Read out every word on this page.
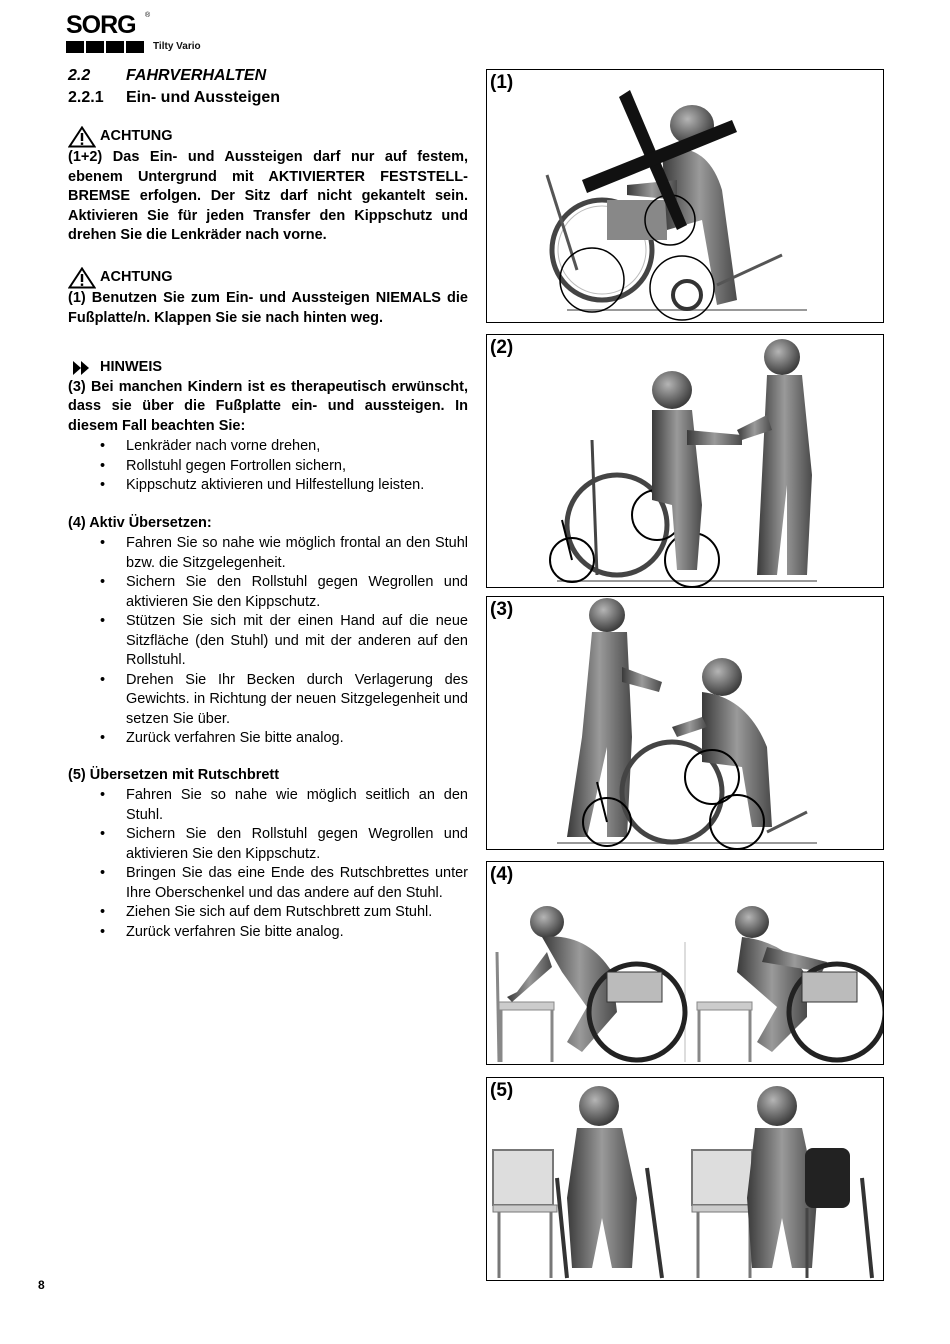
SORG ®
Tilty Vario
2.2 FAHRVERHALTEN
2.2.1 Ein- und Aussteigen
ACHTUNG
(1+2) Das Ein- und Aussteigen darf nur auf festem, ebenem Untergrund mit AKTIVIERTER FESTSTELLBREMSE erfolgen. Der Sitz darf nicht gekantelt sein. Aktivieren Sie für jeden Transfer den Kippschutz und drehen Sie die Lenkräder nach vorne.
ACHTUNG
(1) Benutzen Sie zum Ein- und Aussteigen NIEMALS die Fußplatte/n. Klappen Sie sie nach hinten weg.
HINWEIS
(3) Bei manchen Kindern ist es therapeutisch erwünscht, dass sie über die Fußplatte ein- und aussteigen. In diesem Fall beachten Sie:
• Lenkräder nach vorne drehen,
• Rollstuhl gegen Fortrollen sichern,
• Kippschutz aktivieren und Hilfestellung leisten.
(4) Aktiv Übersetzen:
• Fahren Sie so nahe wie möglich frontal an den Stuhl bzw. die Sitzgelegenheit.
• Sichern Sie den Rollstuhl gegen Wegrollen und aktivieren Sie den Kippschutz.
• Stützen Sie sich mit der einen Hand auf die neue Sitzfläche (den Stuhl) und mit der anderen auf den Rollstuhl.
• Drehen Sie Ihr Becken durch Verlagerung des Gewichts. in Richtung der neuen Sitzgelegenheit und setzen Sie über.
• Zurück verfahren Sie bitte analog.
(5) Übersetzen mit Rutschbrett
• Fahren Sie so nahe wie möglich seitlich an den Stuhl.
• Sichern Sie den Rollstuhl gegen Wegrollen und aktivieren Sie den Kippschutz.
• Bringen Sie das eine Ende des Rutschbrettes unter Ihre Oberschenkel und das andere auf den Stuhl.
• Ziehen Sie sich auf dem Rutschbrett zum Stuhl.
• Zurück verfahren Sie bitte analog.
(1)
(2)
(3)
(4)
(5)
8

+ + + +

# What you are asked to do:
From the listing above, pick out each line where the word "nach" appears.

# Exercise output:
(1+2) Das Ein- und Aussteigen darf nur auf festem, ebenem Untergrund mit AKTIVIERTER FESTSTELLBREMSE erfolgen. Der Sitz darf nicht gekantelt sein. Aktivieren Sie für jeden Transfer den Kippschutz und drehen Sie die Lenkräder nach vorne.
(1) Benutzen Sie zum Ein- und Aussteigen NIEMALS die Fußplatte/n. Klappen Sie sie nach hinten weg.
• Lenkräder nach vorne drehen,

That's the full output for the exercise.